[Document structure recognition data]
BEGIN

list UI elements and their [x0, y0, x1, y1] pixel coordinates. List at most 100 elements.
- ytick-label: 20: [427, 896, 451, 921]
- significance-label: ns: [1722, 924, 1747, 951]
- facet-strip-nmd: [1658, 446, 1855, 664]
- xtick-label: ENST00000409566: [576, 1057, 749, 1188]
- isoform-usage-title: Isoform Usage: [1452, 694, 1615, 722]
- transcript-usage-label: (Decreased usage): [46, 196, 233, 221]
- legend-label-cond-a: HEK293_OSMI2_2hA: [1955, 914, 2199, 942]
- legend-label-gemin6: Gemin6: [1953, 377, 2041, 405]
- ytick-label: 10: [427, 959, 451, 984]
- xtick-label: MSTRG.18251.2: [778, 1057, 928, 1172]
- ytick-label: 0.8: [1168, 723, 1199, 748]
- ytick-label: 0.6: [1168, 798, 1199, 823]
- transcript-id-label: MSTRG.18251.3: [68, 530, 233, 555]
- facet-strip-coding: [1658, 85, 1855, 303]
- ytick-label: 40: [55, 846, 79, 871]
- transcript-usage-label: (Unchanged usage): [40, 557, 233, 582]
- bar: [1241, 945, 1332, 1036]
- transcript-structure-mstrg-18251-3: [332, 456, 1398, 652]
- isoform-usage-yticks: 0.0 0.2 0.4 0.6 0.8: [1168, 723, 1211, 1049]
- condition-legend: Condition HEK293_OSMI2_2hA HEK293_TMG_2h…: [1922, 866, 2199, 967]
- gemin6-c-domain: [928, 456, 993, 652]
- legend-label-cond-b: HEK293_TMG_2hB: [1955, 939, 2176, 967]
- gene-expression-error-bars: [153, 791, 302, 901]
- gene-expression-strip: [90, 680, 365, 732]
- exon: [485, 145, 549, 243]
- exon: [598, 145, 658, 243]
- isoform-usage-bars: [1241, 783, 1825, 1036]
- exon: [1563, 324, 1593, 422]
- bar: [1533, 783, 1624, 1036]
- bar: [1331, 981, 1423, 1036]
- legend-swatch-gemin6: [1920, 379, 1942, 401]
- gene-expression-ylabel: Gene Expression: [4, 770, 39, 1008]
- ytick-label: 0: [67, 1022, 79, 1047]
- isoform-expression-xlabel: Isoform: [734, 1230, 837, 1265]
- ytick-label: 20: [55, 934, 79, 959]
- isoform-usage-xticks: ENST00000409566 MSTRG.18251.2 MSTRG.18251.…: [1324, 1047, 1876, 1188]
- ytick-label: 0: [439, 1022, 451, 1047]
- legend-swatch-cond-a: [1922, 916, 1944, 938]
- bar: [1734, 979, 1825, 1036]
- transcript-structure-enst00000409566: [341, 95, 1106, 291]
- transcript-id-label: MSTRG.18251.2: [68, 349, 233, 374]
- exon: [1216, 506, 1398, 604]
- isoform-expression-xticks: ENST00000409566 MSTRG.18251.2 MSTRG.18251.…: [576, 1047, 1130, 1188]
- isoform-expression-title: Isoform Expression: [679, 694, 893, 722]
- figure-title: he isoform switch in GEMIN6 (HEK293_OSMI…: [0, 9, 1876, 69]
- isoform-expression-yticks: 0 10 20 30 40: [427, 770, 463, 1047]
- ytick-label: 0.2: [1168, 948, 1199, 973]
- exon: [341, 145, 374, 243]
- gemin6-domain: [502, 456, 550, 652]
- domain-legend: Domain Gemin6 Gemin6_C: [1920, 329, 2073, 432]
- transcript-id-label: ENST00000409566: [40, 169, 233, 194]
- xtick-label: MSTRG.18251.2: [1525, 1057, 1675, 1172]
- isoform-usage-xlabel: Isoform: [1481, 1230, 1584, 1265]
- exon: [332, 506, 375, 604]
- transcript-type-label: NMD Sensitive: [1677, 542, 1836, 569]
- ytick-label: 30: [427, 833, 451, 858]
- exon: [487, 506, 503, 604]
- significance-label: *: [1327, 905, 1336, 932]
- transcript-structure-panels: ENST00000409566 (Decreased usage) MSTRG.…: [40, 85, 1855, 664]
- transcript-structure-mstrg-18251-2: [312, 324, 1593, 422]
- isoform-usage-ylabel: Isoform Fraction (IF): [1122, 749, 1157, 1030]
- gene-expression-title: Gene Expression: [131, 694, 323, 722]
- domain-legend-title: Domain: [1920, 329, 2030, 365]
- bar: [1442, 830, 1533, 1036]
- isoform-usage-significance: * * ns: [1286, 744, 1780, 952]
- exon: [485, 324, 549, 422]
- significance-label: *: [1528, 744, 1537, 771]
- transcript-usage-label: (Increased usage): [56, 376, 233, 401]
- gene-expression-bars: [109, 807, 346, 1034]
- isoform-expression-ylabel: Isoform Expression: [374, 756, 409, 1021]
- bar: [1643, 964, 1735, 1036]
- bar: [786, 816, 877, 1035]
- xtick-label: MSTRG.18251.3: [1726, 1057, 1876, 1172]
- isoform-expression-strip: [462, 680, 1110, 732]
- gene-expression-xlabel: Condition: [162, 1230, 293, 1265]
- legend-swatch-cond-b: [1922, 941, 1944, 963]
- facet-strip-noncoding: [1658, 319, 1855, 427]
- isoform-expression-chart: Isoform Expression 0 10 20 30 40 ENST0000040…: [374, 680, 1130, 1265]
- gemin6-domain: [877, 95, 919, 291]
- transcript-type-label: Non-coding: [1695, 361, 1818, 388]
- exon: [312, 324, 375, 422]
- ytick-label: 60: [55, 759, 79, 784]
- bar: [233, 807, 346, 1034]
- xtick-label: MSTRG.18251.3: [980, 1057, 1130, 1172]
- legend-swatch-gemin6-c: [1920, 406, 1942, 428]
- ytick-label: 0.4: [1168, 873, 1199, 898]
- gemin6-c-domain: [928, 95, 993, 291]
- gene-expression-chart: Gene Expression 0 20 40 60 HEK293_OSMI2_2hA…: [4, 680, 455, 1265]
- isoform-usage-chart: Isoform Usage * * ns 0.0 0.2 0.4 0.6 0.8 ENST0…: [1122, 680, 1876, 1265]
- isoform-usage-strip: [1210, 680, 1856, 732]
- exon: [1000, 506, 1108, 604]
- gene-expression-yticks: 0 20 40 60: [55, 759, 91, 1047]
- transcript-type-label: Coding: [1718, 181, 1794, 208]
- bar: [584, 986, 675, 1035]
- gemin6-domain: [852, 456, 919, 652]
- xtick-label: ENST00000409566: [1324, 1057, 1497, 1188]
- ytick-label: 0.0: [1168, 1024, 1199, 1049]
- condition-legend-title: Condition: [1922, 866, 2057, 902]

END

EXERCISE BRIEF:
Output each line of the entries exactly, so that nothing is lost.

RESULT OF THIS TASK:
list UI elements and their [x0, y0, x1, y1] pixel coordinates. List at most 100 elements.
- ytick-label: 20: [427, 896, 451, 921]
- significance-label: ns: [1722, 924, 1747, 951]
- facet-strip-nmd: [1658, 446, 1855, 664]
- xtick-label: ENST00000409566: [576, 1057, 749, 1188]
- isoform-usage-title: Isoform Usage: [1452, 694, 1615, 722]
- transcript-usage-label: (Decreased usage): [46, 196, 233, 221]
- legend-label-cond-a: HEK293_OSMI2_2hA: [1955, 914, 2199, 942]
- legend-label-gemin6: Gemin6: [1953, 377, 2041, 405]
- ytick-label: 10: [427, 959, 451, 984]
- xtick-label: MSTRG.18251.2: [778, 1057, 928, 1172]
- ytick-label: 0.8: [1168, 723, 1199, 748]
- ytick-label: 0.6: [1168, 798, 1199, 823]
- transcript-id-label: MSTRG.18251.3: [68, 530, 233, 555]
- facet-strip-coding: [1658, 85, 1855, 303]
- ytick-label: 40: [55, 846, 79, 871]
- transcript-usage-label: (Unchanged usage): [40, 557, 233, 582]
- bar: [1241, 945, 1332, 1036]
- transcript-structure-mstrg-18251-3: [332, 456, 1398, 652]
- isoform-usage-yticks: 0.0 0.2 0.4 0.6 0.8: [1168, 723, 1211, 1049]
- condition-legend: Condition HEK293_OSMI2_2hA HEK293_TMG_2h…: [1922, 866, 2199, 967]
- gemin6-c-domain: [928, 456, 993, 652]
- legend-label-cond-b: HEK293_TMG_2hB: [1955, 939, 2176, 967]
- gene-expression-error-bars: [153, 791, 302, 901]
- gene-expression-strip: [90, 680, 365, 732]
- exon: [485, 145, 549, 243]
- exon: [598, 145, 658, 243]
- isoform-usage-bars: [1241, 783, 1825, 1036]
- exon: [1563, 324, 1593, 422]
- bar: [1533, 783, 1624, 1036]
- bar: [1331, 981, 1423, 1036]
- legend-swatch-gemin6: [1920, 379, 1942, 401]
- gene-expression-ylabel: Gene Expression: [4, 770, 39, 1008]
- ytick-label: 0: [67, 1022, 79, 1047]
- isoform-expression-xlabel: Isoform: [734, 1230, 837, 1265]
- ytick-label: 20: [55, 934, 79, 959]
- isoform-usage-xticks: ENST00000409566 MSTRG.18251.2 MSTRG.18251.…: [1324, 1047, 1876, 1188]
- ytick-label: 0: [439, 1022, 451, 1047]
- legend-swatch-cond-a: [1922, 916, 1944, 938]
- bar: [1734, 979, 1825, 1036]
- transcript-structure-enst00000409566: [341, 95, 1106, 291]
- transcript-id-label: MSTRG.18251.2: [68, 349, 233, 374]
- exon: [1216, 506, 1398, 604]
- isoform-expression-xticks: ENST00000409566 MSTRG.18251.2 MSTRG.18251.…: [576, 1047, 1130, 1188]
- isoform-expression-title: Isoform Expression: [679, 694, 893, 722]
- figure-title: he isoform switch in GEMIN6 (HEK293_OSMI…: [0, 9, 1876, 69]
- isoform-expression-yticks: 0 10 20 30 40: [427, 770, 463, 1047]
- ytick-label: 0.2: [1168, 948, 1199, 973]
- exon: [341, 145, 374, 243]
- gemin6-domain: [502, 456, 550, 652]
- domain-legend: Domain Gemin6 Gemin6_C: [1920, 329, 2073, 432]
- transcript-id-label: ENST00000409566: [40, 169, 233, 194]
- xtick-label: MSTRG.18251.2: [1525, 1057, 1675, 1172]
- isoform-usage-xlabel: Isoform: [1481, 1230, 1584, 1265]
- exon: [332, 506, 375, 604]
- transcript-type-label: NMD Sensitive: [1677, 542, 1836, 569]
- ytick-label: 30: [427, 833, 451, 858]
- exon: [487, 506, 503, 604]
- significance-label: *: [1327, 905, 1336, 932]
- transcript-structure-panels: ENST00000409566 (Decreased usage) MSTRG.…: [40, 85, 1855, 664]
- transcript-structure-mstrg-18251-2: [312, 324, 1593, 422]
- isoform-usage-ylabel: Isoform Fraction (IF): [1122, 749, 1157, 1030]
- gene-expression-title: Gene Expression: [131, 694, 323, 722]
- domain-legend-title: Domain: [1920, 329, 2030, 365]
- bar: [1442, 830, 1533, 1036]
- isoform-usage-significance: * * ns: [1286, 744, 1780, 952]
- exon: [485, 324, 549, 422]
- significance-label: *: [1528, 744, 1537, 771]
- transcript-usage-label: (Increased usage): [56, 376, 233, 401]
- gene-expression-bars: [109, 807, 346, 1034]
- isoform-expression-ylabel: Isoform Expression: [374, 756, 409, 1021]
- bar: [1643, 964, 1735, 1036]
- bar: [786, 816, 877, 1035]
- xtick-label: MSTRG.18251.3: [1726, 1057, 1876, 1172]
- isoform-expression-strip: [462, 680, 1110, 732]
- gene-expression-xlabel: Condition: [162, 1230, 293, 1265]
- legend-swatch-cond-b: [1922, 941, 1944, 963]
- facet-strip-noncoding: [1658, 319, 1855, 427]
- isoform-expression-chart: Isoform Expression 0 10 20 30 40 ENST0000040…: [374, 680, 1130, 1265]
- gemin6-domain: [877, 95, 919, 291]
- transcript-type-label: Non-coding: [1695, 361, 1818, 388]
- exon: [312, 324, 375, 422]
- ytick-label: 60: [55, 759, 79, 784]
- bar: [233, 807, 346, 1034]
- xtick-label: MSTRG.18251.3: [980, 1057, 1130, 1172]
- legend-swatch-gemin6-c: [1920, 406, 1942, 428]
- ytick-label: 0.4: [1168, 873, 1199, 898]
- gemin6-c-domain: [928, 95, 993, 291]
- gene-expression-chart: Gene Expression 0 20 40 60 HEK293_OSMI2_2hA…: [4, 680, 455, 1265]
- isoform-usage-chart: Isoform Usage * * ns 0.0 0.2 0.4 0.6 0.8 ENST0…: [1122, 680, 1876, 1265]
- isoform-usage-strip: [1210, 680, 1856, 732]
- exon: [1000, 506, 1108, 604]
- gene-expression-yticks: 0 20 40 60: [55, 759, 91, 1047]
- transcript-type-label: Coding: [1718, 181, 1794, 208]
- bar: [584, 986, 675, 1035]
- gemin6-domain: [852, 456, 919, 652]
- xtick-label: ENST00000409566: [1324, 1057, 1497, 1188]
- ytick-label: 0.0: [1168, 1024, 1199, 1049]
- condition-legend-title: Condition: [1922, 866, 2057, 902]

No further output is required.